Recorded data
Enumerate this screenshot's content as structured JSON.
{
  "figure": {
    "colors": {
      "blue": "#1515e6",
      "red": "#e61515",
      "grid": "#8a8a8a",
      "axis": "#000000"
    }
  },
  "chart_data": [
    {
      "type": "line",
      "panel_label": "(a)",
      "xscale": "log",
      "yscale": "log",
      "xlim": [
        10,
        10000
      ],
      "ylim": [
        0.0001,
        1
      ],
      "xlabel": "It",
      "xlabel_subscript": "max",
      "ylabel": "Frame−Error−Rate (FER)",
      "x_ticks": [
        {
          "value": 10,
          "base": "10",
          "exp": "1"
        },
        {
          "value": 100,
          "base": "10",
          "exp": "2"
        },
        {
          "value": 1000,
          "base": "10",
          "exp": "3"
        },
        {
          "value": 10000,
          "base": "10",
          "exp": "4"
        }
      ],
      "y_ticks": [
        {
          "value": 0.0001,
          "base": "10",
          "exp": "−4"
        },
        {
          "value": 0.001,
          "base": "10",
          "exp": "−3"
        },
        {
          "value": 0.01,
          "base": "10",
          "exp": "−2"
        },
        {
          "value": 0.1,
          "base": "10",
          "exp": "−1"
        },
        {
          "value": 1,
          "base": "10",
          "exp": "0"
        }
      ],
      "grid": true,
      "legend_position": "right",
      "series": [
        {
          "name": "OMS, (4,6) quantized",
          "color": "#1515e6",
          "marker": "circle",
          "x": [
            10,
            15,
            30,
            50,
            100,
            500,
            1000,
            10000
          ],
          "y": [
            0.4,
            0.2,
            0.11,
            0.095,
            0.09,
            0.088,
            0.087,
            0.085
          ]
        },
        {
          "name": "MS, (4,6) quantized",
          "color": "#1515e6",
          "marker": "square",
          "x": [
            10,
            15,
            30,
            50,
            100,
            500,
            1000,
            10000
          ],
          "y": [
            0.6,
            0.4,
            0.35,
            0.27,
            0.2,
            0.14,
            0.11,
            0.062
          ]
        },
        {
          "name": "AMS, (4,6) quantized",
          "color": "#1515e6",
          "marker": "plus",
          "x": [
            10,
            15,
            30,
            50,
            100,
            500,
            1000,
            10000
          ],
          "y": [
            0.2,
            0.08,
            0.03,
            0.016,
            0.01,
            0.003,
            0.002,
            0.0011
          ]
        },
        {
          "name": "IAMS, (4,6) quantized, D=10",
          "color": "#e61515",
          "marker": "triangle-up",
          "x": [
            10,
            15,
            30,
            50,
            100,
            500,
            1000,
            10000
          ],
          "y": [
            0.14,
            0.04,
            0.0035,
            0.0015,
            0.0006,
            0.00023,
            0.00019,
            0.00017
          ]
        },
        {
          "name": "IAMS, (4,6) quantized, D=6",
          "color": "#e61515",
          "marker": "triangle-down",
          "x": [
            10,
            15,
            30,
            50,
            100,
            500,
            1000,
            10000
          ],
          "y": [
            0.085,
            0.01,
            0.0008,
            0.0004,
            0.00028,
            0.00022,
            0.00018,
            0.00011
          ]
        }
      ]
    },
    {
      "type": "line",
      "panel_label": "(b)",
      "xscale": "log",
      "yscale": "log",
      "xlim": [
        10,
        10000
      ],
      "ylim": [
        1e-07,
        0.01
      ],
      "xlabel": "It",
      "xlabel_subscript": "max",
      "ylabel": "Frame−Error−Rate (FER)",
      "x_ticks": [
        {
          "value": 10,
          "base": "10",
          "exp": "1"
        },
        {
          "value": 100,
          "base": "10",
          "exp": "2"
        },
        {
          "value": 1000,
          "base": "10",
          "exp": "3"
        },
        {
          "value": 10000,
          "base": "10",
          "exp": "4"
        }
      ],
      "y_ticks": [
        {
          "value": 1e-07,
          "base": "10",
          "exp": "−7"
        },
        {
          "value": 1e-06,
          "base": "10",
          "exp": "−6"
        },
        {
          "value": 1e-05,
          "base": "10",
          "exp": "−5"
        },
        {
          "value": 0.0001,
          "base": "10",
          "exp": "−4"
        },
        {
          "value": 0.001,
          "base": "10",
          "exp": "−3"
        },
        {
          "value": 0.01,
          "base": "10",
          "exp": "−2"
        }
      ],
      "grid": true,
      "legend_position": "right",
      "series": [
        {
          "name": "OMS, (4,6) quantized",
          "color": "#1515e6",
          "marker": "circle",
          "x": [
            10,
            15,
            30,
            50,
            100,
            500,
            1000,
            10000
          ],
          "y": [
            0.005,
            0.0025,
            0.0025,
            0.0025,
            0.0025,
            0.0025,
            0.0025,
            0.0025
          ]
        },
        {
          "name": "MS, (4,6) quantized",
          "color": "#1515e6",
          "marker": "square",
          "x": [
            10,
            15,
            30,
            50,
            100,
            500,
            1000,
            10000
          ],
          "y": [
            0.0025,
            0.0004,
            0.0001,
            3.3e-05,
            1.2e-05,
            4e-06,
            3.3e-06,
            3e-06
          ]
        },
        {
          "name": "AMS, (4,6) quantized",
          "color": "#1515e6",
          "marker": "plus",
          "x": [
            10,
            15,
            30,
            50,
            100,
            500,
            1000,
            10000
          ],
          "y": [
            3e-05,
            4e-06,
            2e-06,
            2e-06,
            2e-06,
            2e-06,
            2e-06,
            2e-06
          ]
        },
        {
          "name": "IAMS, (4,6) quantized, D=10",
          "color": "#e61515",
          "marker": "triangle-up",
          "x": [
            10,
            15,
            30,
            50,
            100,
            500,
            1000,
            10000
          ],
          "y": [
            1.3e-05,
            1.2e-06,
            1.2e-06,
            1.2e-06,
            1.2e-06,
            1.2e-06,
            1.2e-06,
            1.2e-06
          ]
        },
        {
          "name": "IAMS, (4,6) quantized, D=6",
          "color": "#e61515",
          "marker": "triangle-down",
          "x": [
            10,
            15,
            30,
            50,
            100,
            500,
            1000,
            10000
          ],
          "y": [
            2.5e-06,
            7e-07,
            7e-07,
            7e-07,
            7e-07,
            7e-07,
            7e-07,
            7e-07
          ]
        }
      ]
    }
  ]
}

What you have to do
Give a word-for-word copy of the records.

Solution for this exercise
Enumerate this screenshot's content as structured JSON.
{
  "figure": {
    "colors": {
      "blue": "#1515e6",
      "red": "#e61515",
      "grid": "#8a8a8a",
      "axis": "#000000"
    }
  },
  "chart_data": [
    {
      "type": "line",
      "panel_label": "(a)",
      "xscale": "log",
      "yscale": "log",
      "xlim": [
        10,
        10000
      ],
      "ylim": [
        0.0001,
        1
      ],
      "xlabel": "It",
      "xlabel_subscript": "max",
      "ylabel": "Frame−Error−Rate (FER)",
      "x_ticks": [
        {
          "value": 10,
          "base": "10",
          "exp": "1"
        },
        {
          "value": 100,
          "base": "10",
          "exp": "2"
        },
        {
          "value": 1000,
          "base": "10",
          "exp": "3"
        },
        {
          "value": 10000,
          "base": "10",
          "exp": "4"
        }
      ],
      "y_ticks": [
        {
          "value": 0.0001,
          "base": "10",
          "exp": "−4"
        },
        {
          "value": 0.001,
          "base": "10",
          "exp": "−3"
        },
        {
          "value": 0.01,
          "base": "10",
          "exp": "−2"
        },
        {
          "value": 0.1,
          "base": "10",
          "exp": "−1"
        },
        {
          "value": 1,
          "base": "10",
          "exp": "0"
        }
      ],
      "grid": true,
      "legend_position": "right",
      "series": [
        {
          "name": "OMS, (4,6) quantized",
          "color": "#1515e6",
          "marker": "circle",
          "x": [
            10,
            15,
            30,
            50,
            100,
            500,
            1000,
            10000
          ],
          "y": [
            0.4,
            0.2,
            0.11,
            0.095,
            0.09,
            0.088,
            0.087,
            0.085
          ]
        },
        {
          "name": "MS, (4,6) quantized",
          "color": "#1515e6",
          "marker": "square",
          "x": [
            10,
            15,
            30,
            50,
            100,
            500,
            1000,
            10000
          ],
          "y": [
            0.6,
            0.4,
            0.35,
            0.27,
            0.2,
            0.14,
            0.11,
            0.062
          ]
        },
        {
          "name": "AMS, (4,6) quantized",
          "color": "#1515e6",
          "marker": "plus",
          "x": [
            10,
            15,
            30,
            50,
            100,
            500,
            1000,
            10000
          ],
          "y": [
            0.2,
            0.08,
            0.03,
            0.016,
            0.01,
            0.003,
            0.002,
            0.0011
          ]
        },
        {
          "name": "IAMS, (4,6) quantized, D=10",
          "color": "#e61515",
          "marker": "triangle-up",
          "x": [
            10,
            15,
            30,
            50,
            100,
            500,
            1000,
            10000
          ],
          "y": [
            0.14,
            0.04,
            0.0035,
            0.0015,
            0.0006,
            0.00023,
            0.00019,
            0.00017
          ]
        },
        {
          "name": "IAMS, (4,6) quantized, D=6",
          "color": "#e61515",
          "marker": "triangle-down",
          "x": [
            10,
            15,
            30,
            50,
            100,
            500,
            1000,
            10000
          ],
          "y": [
            0.085,
            0.01,
            0.0008,
            0.0004,
            0.00028,
            0.00022,
            0.00018,
            0.00011
          ]
        }
      ]
    },
    {
      "type": "line",
      "panel_label": "(b)",
      "xscale": "log",
      "yscale": "log",
      "xlim": [
        10,
        10000
      ],
      "ylim": [
        1e-07,
        0.01
      ],
      "xlabel": "It",
      "xlabel_subscript": "max",
      "ylabel": "Frame−Error−Rate (FER)",
      "x_ticks": [
        {
          "value": 10,
          "base": "10",
          "exp": "1"
        },
        {
          "value": 100,
          "base": "10",
          "exp": "2"
        },
        {
          "value": 1000,
          "base": "10",
          "exp": "3"
        },
        {
          "value": 10000,
          "base": "10",
          "exp": "4"
        }
      ],
      "y_ticks": [
        {
          "value": 1e-07,
          "base": "10",
          "exp": "−7"
        },
        {
          "value": 1e-06,
          "base": "10",
          "exp": "−6"
        },
        {
          "value": 1e-05,
          "base": "10",
          "exp": "−5"
        },
        {
          "value": 0.0001,
          "base": "10",
          "exp": "−4"
        },
        {
          "value": 0.001,
          "base": "10",
          "exp": "−3"
        },
        {
          "value": 0.01,
          "base": "10",
          "exp": "−2"
        }
      ],
      "grid": true,
      "legend_position": "right",
      "series": [
        {
          "name": "OMS, (4,6) quantized",
          "color": "#1515e6",
          "marker": "circle",
          "x": [
            10,
            15,
            30,
            50,
            100,
            500,
            1000,
            10000
          ],
          "y": [
            0.005,
            0.0025,
            0.0025,
            0.0025,
            0.0025,
            0.0025,
            0.0025,
            0.0025
          ]
        },
        {
          "name": "MS, (4,6) quantized",
          "color": "#1515e6",
          "marker": "square",
          "x": [
            10,
            15,
            30,
            50,
            100,
            500,
            1000,
            10000
          ],
          "y": [
            0.0025,
            0.0004,
            0.0001,
            3.3e-05,
            1.2e-05,
            4e-06,
            3.3e-06,
            3e-06
          ]
        },
        {
          "name": "AMS, (4,6) quantized",
          "color": "#1515e6",
          "marker": "plus",
          "x": [
            10,
            15,
            30,
            50,
            100,
            500,
            1000,
            10000
          ],
          "y": [
            3e-05,
            4e-06,
            2e-06,
            2e-06,
            2e-06,
            2e-06,
            2e-06,
            2e-06
          ]
        },
        {
          "name": "IAMS, (4,6) quantized, D=10",
          "color": "#e61515",
          "marker": "triangle-up",
          "x": [
            10,
            15,
            30,
            50,
            100,
            500,
            1000,
            10000
          ],
          "y": [
            1.3e-05,
            1.2e-06,
            1.2e-06,
            1.2e-06,
            1.2e-06,
            1.2e-06,
            1.2e-06,
            1.2e-06
          ]
        },
        {
          "name": "IAMS, (4,6) quantized, D=6",
          "color": "#e61515",
          "marker": "triangle-down",
          "x": [
            10,
            15,
            30,
            50,
            100,
            500,
            1000,
            10000
          ],
          "y": [
            2.5e-06,
            7e-07,
            7e-07,
            7e-07,
            7e-07,
            7e-07,
            7e-07,
            7e-07
          ]
        }
      ]
    }
  ]
}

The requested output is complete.